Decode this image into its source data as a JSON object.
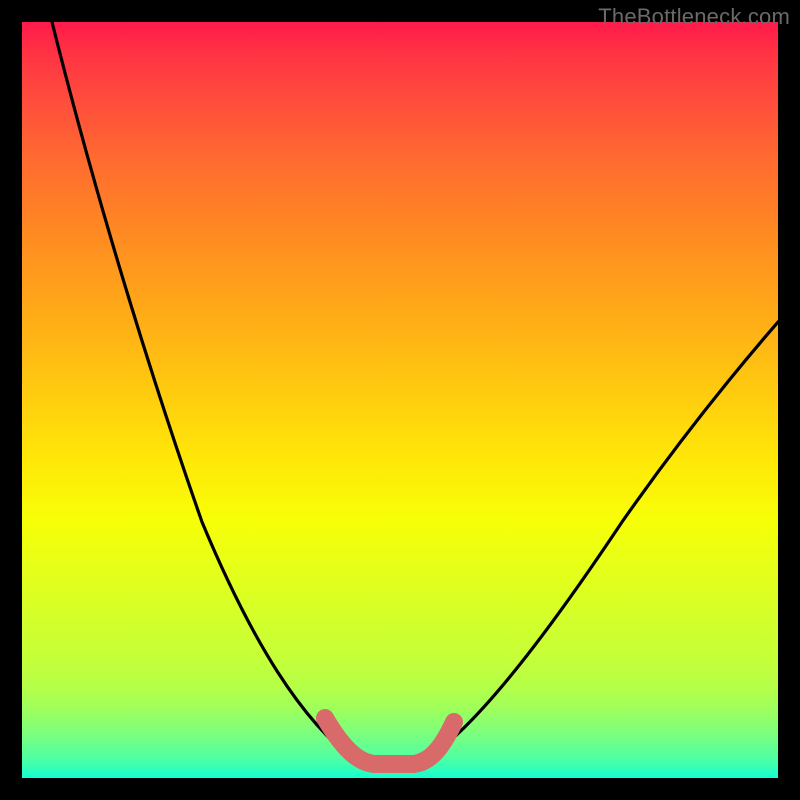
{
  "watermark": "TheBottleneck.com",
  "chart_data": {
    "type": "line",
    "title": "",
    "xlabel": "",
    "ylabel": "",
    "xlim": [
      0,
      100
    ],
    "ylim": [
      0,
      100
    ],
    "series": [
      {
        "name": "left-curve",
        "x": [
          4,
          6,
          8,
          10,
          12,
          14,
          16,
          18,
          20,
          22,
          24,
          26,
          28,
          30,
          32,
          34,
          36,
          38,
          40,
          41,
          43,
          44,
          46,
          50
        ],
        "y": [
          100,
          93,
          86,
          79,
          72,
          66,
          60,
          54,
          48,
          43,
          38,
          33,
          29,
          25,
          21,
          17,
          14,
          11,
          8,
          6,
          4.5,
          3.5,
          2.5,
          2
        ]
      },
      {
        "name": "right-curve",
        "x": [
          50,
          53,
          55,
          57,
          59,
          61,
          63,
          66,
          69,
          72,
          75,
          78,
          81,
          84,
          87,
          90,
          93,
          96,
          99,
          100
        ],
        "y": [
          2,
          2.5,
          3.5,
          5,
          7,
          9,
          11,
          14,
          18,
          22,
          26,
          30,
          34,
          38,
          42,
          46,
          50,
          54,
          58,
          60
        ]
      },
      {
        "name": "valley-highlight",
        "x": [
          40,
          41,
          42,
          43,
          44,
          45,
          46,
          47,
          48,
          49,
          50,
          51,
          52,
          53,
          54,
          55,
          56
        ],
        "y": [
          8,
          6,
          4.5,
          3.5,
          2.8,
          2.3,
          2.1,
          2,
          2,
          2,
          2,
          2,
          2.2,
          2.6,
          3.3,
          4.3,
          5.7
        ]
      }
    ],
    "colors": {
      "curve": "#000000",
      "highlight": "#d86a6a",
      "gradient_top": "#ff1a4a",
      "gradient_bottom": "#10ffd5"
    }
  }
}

**PROMPT**
From the entries above, select each line containing the string "name".

**RESULT OF THIS TASK**
        "name": "left-curve",
        "name": "right-curve",
        "name": "valley-highlight",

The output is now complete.